[Records from a data collection]
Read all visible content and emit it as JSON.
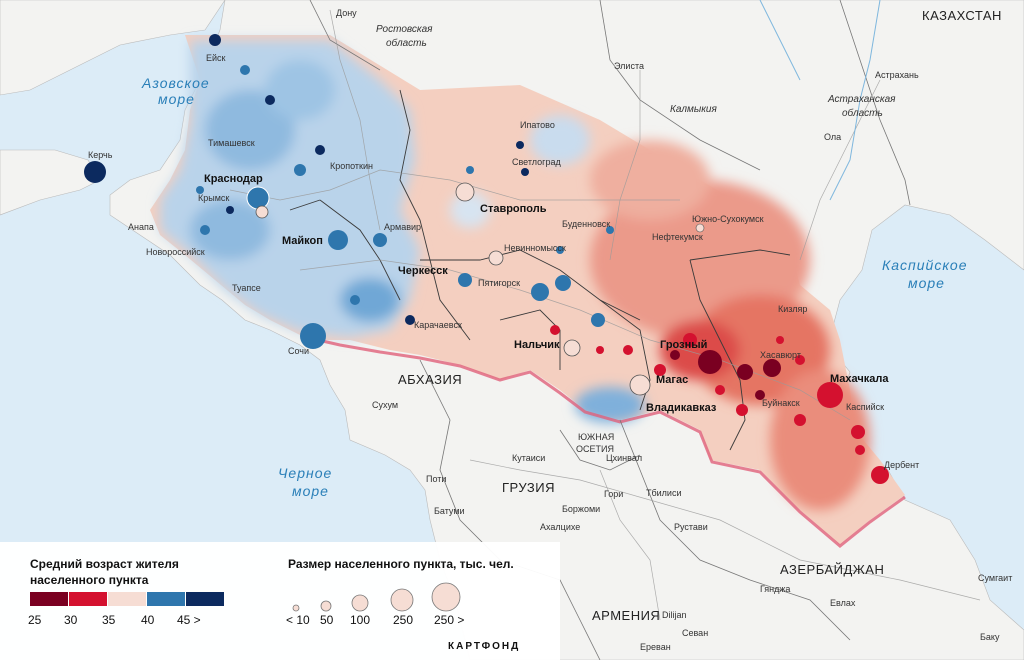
{
  "colors": {
    "water": "#dcecf7",
    "land": "#f3f3f1",
    "border": "#7a7a7a",
    "state_border": "#e0607a",
    "age_scale": [
      "#7a0021",
      "#d4112f",
      "#f6ddd4",
      "#2e76ad",
      "#0c2a5f"
    ]
  },
  "seas": {
    "azov_line1": "Азовское",
    "azov_line2": "море",
    "caspian_line1": "Каспийское",
    "caspian_line2": "море",
    "black_line1": "Черное",
    "black_line2": "море"
  },
  "countries": {
    "kazakhstan": "КАЗАХСТАН",
    "abkhazia": "АБХАЗИЯ",
    "georgia": "ГРУЗИЯ",
    "armenia": "АРМЕНИЯ",
    "azerbaijan": "АЗЕРБАЙДЖАН",
    "south_ossetia_line1": "ЮЖНАЯ",
    "south_ossetia_line2": "ОСЕТИЯ"
  },
  "regions": {
    "rostov_line1": "Ростовская",
    "rostov_line2": "область",
    "kalmykia": "Калмыкия",
    "astrakhan_line1": "Астраханская",
    "astrakhan_line2": "область"
  },
  "capitals": {
    "krasnodar": "Краснодар",
    "maykop": "Майкоп",
    "stavropol": "Ставрополь",
    "cherkessk": "Черкесск",
    "nalchik": "Нальчик",
    "grozny": "Грозный",
    "magas": "Магас",
    "vladikavkaz": "Владикавказ",
    "makhachkala": "Махачкала"
  },
  "towns": {
    "don": "Дону",
    "eysk": "Ейск",
    "elista": "Элиста",
    "astrakhan": "Астрахань",
    "ola": "Ола",
    "kerch": "Керчь",
    "timashevsk": "Тимашевск",
    "kropotkin": "Кропоткин",
    "krymsk": "Крымск",
    "anapa": "Анапа",
    "novorossiysk": "Новороссийск",
    "tuapse": "Туапсе",
    "sochi": "Сочи",
    "armavir": "Армавир",
    "ipatovo": "Ипатово",
    "svetlograd": "Светлоград",
    "budennovsk": "Буденновск",
    "neftekumsk": "Нефтекумск",
    "yuzhno_sukhokumsk": "Южно-Сухокумск",
    "nevinnomyssk": "Невинномысск",
    "pyatigorsk": "Пятигорск",
    "karachaevsk": "Карачаевск",
    "kizlyar": "Кизляр",
    "khasavyurt": "Хасавюрт",
    "buynaksk": "Буйнакск",
    "kaspiysk": "Каспийск",
    "derbent": "Дербент",
    "sukhum": "Сухум",
    "kutaisi": "Кутаиси",
    "tskhinval": "Цхинвал",
    "poti": "Поти",
    "batumi": "Батуми",
    "gori": "Гори",
    "borzhomi": "Боржоми",
    "akhaltsikhe": "Ахалцихе",
    "tbilisi": "Тбилиси",
    "rustavi": "Рустави",
    "gyandzha": "Гянджа",
    "sumgait": "Сумгаит",
    "yevlakh": "Евлах",
    "baku": "Баку",
    "dilijan": "Dilijan",
    "sevan": "Севан",
    "yerevan": "Ереван"
  },
  "legend": {
    "age_title_line1": "Средний возраст жителя",
    "age_title_line2": "населенного пункта",
    "age_ticks": [
      "25",
      "30",
      "35",
      "40",
      "45 >"
    ],
    "size_title": "Размер населенного пункта, тыс. чел.",
    "size_ticks": [
      "< 10",
      "50",
      "100",
      "250",
      "250 >"
    ],
    "logo": "КАРТФОНД"
  }
}
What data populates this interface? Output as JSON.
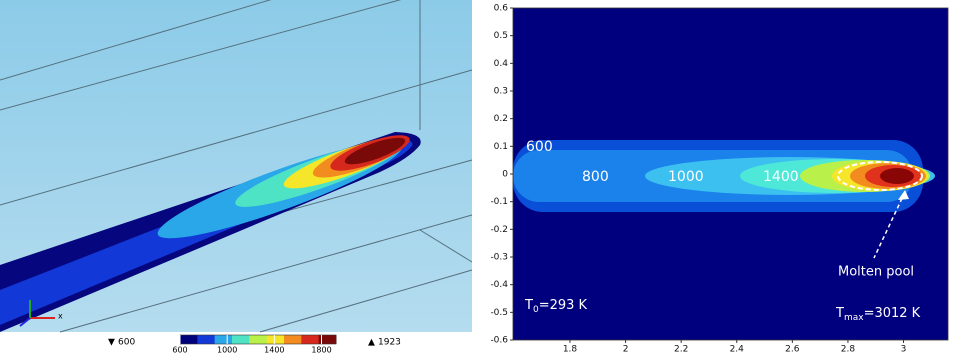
{
  "left_panel": {
    "colorbar": {
      "lim": [
        600,
        1923
      ],
      "ticks": [
        600,
        1000,
        1400,
        1800
      ],
      "min": 600,
      "max": 1923,
      "colors": [
        "#00007a",
        "#1238d8",
        "#2aa7e8",
        "#4fe3c6",
        "#b9f04a",
        "#f5e62a",
        "#f28c1e",
        "#d6281c",
        "#7a0a0a"
      ]
    },
    "axis_label": "x"
  },
  "right_panel": {
    "xlim": [
      1.595,
      3.16
    ],
    "ylim": [
      -0.6,
      0.6
    ],
    "xticks": [
      1.8,
      2,
      2.2,
      2.4,
      2.6,
      2.8,
      3
    ],
    "yticks": [
      0.6,
      0.5,
      0.4,
      0.3,
      0.2,
      0.1,
      0,
      -0.1,
      -0.2,
      -0.3,
      -0.4,
      -0.5,
      -0.6
    ],
    "contour_labels": [
      "600",
      "800",
      "1000",
      "1400"
    ],
    "ambient": {
      "symbol": "T",
      "subscript": "0",
      "text": "=293 K"
    },
    "pool_label": "Molten pool",
    "peak": {
      "symbol": "T",
      "subscript": "max",
      "text": "=3012 K"
    }
  }
}
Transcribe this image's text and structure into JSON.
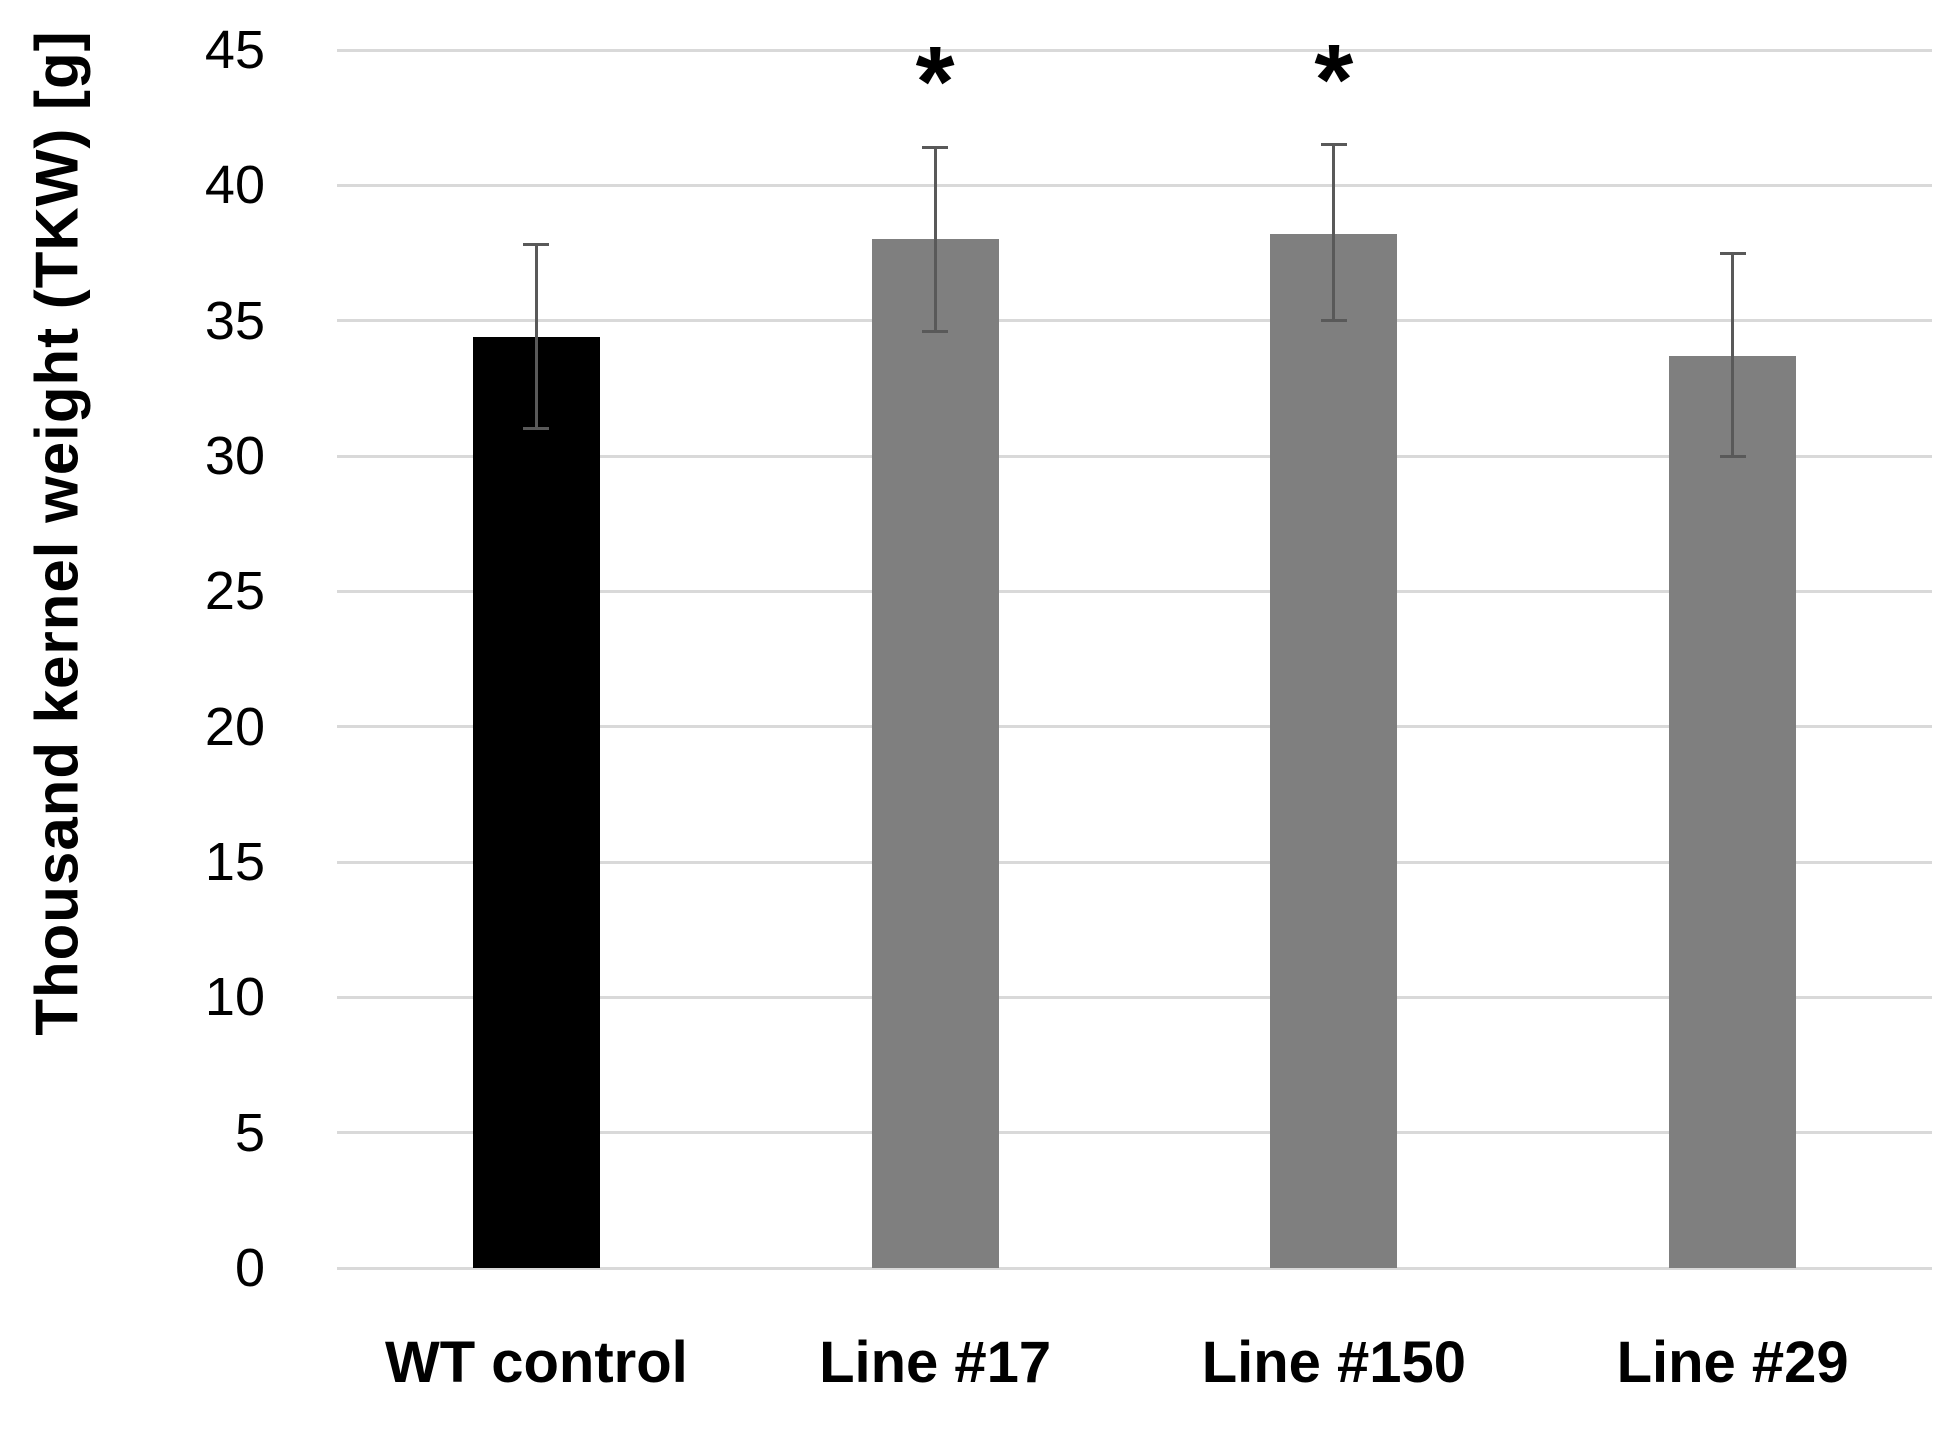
{
  "chart_data": {
    "type": "bar",
    "title": "",
    "ylabel": "Thousand kernel weight (TKW) [g]",
    "xlabel": "",
    "categories": [
      "WT control",
      "Line #17",
      "Line #150",
      "Line #29"
    ],
    "values": [
      34.4,
      38.0,
      38.2,
      33.7
    ],
    "error_upper": [
      37.8,
      41.4,
      41.5,
      37.5
    ],
    "error_lower": [
      31.0,
      34.6,
      35.0,
      30.0
    ],
    "significance_labels": [
      "",
      "*",
      "*",
      ""
    ],
    "bar_colors": [
      "#000000",
      "#7f7f7f",
      "#7f7f7f",
      "#7f7f7f"
    ],
    "ylim": [
      0,
      45
    ],
    "yticks": [
      0,
      5,
      10,
      15,
      20,
      25,
      30,
      35,
      40,
      45
    ],
    "grid": true,
    "legend": "none",
    "colors": {
      "gridline": "#d9d9d9",
      "errorbar": "#595959",
      "text": "#000000",
      "background": "#ffffff"
    }
  }
}
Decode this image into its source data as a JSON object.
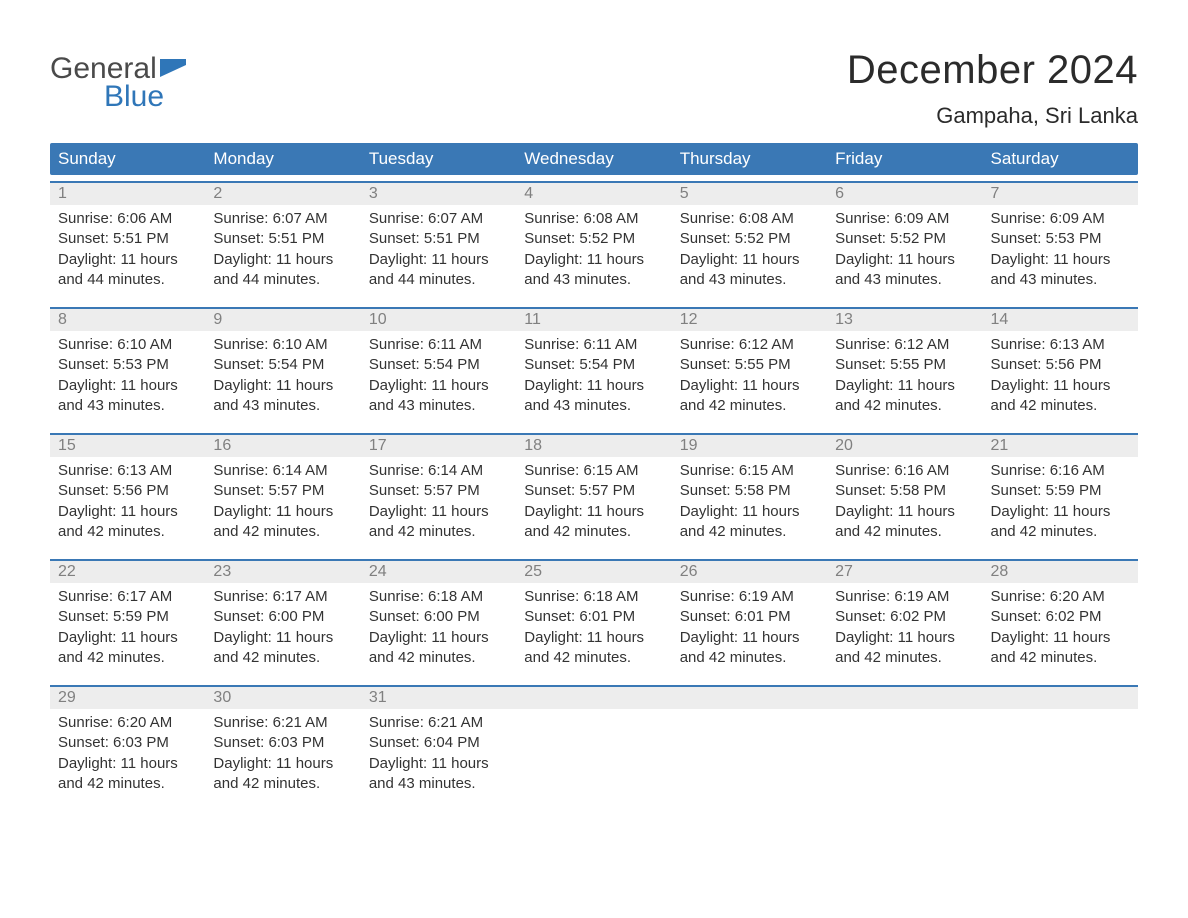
{
  "brand": {
    "word1": "General",
    "word2": "Blue",
    "text_color_top": "#4a4a4a",
    "text_color_bottom": "#2f76b8",
    "flag_color": "#2f76b8"
  },
  "title": "December 2024",
  "location": "Gampaha, Sri Lanka",
  "colors": {
    "header_bg": "#3a78b5",
    "header_text": "#ffffff",
    "daynum_bg": "#ededed",
    "daynum_text": "#808080",
    "body_text": "#333333",
    "separator": "#3a78b5",
    "page_bg": "#ffffff"
  },
  "typography": {
    "title_fontsize": 40,
    "location_fontsize": 22,
    "header_fontsize": 17,
    "daynum_fontsize": 16,
    "detail_fontsize": 15
  },
  "day_headers": [
    "Sunday",
    "Monday",
    "Tuesday",
    "Wednesday",
    "Thursday",
    "Friday",
    "Saturday"
  ],
  "weeks": [
    [
      {
        "n": "1",
        "sunrise": "6:06 AM",
        "sunset": "5:51 PM",
        "dl": "11 hours and 44 minutes."
      },
      {
        "n": "2",
        "sunrise": "6:07 AM",
        "sunset": "5:51 PM",
        "dl": "11 hours and 44 minutes."
      },
      {
        "n": "3",
        "sunrise": "6:07 AM",
        "sunset": "5:51 PM",
        "dl": "11 hours and 44 minutes."
      },
      {
        "n": "4",
        "sunrise": "6:08 AM",
        "sunset": "5:52 PM",
        "dl": "11 hours and 43 minutes."
      },
      {
        "n": "5",
        "sunrise": "6:08 AM",
        "sunset": "5:52 PM",
        "dl": "11 hours and 43 minutes."
      },
      {
        "n": "6",
        "sunrise": "6:09 AM",
        "sunset": "5:52 PM",
        "dl": "11 hours and 43 minutes."
      },
      {
        "n": "7",
        "sunrise": "6:09 AM",
        "sunset": "5:53 PM",
        "dl": "11 hours and 43 minutes."
      }
    ],
    [
      {
        "n": "8",
        "sunrise": "6:10 AM",
        "sunset": "5:53 PM",
        "dl": "11 hours and 43 minutes."
      },
      {
        "n": "9",
        "sunrise": "6:10 AM",
        "sunset": "5:54 PM",
        "dl": "11 hours and 43 minutes."
      },
      {
        "n": "10",
        "sunrise": "6:11 AM",
        "sunset": "5:54 PM",
        "dl": "11 hours and 43 minutes."
      },
      {
        "n": "11",
        "sunrise": "6:11 AM",
        "sunset": "5:54 PM",
        "dl": "11 hours and 43 minutes."
      },
      {
        "n": "12",
        "sunrise": "6:12 AM",
        "sunset": "5:55 PM",
        "dl": "11 hours and 42 minutes."
      },
      {
        "n": "13",
        "sunrise": "6:12 AM",
        "sunset": "5:55 PM",
        "dl": "11 hours and 42 minutes."
      },
      {
        "n": "14",
        "sunrise": "6:13 AM",
        "sunset": "5:56 PM",
        "dl": "11 hours and 42 minutes."
      }
    ],
    [
      {
        "n": "15",
        "sunrise": "6:13 AM",
        "sunset": "5:56 PM",
        "dl": "11 hours and 42 minutes."
      },
      {
        "n": "16",
        "sunrise": "6:14 AM",
        "sunset": "5:57 PM",
        "dl": "11 hours and 42 minutes."
      },
      {
        "n": "17",
        "sunrise": "6:14 AM",
        "sunset": "5:57 PM",
        "dl": "11 hours and 42 minutes."
      },
      {
        "n": "18",
        "sunrise": "6:15 AM",
        "sunset": "5:57 PM",
        "dl": "11 hours and 42 minutes."
      },
      {
        "n": "19",
        "sunrise": "6:15 AM",
        "sunset": "5:58 PM",
        "dl": "11 hours and 42 minutes."
      },
      {
        "n": "20",
        "sunrise": "6:16 AM",
        "sunset": "5:58 PM",
        "dl": "11 hours and 42 minutes."
      },
      {
        "n": "21",
        "sunrise": "6:16 AM",
        "sunset": "5:59 PM",
        "dl": "11 hours and 42 minutes."
      }
    ],
    [
      {
        "n": "22",
        "sunrise": "6:17 AM",
        "sunset": "5:59 PM",
        "dl": "11 hours and 42 minutes."
      },
      {
        "n": "23",
        "sunrise": "6:17 AM",
        "sunset": "6:00 PM",
        "dl": "11 hours and 42 minutes."
      },
      {
        "n": "24",
        "sunrise": "6:18 AM",
        "sunset": "6:00 PM",
        "dl": "11 hours and 42 minutes."
      },
      {
        "n": "25",
        "sunrise": "6:18 AM",
        "sunset": "6:01 PM",
        "dl": "11 hours and 42 minutes."
      },
      {
        "n": "26",
        "sunrise": "6:19 AM",
        "sunset": "6:01 PM",
        "dl": "11 hours and 42 minutes."
      },
      {
        "n": "27",
        "sunrise": "6:19 AM",
        "sunset": "6:02 PM",
        "dl": "11 hours and 42 minutes."
      },
      {
        "n": "28",
        "sunrise": "6:20 AM",
        "sunset": "6:02 PM",
        "dl": "11 hours and 42 minutes."
      }
    ],
    [
      {
        "n": "29",
        "sunrise": "6:20 AM",
        "sunset": "6:03 PM",
        "dl": "11 hours and 42 minutes."
      },
      {
        "n": "30",
        "sunrise": "6:21 AM",
        "sunset": "6:03 PM",
        "dl": "11 hours and 42 minutes."
      },
      {
        "n": "31",
        "sunrise": "6:21 AM",
        "sunset": "6:04 PM",
        "dl": "11 hours and 43 minutes."
      },
      null,
      null,
      null,
      null
    ]
  ],
  "labels": {
    "sunrise": "Sunrise:",
    "sunset": "Sunset:",
    "daylight": "Daylight:"
  }
}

◆ **EXERCISE GOAL**:
Where a line above contains the word "море", copy that line.

◆ **ANSWER TO THE TASK**:
    "azov_line2": "море",
    "caspian_line2": "море",
    "black_line2": "море"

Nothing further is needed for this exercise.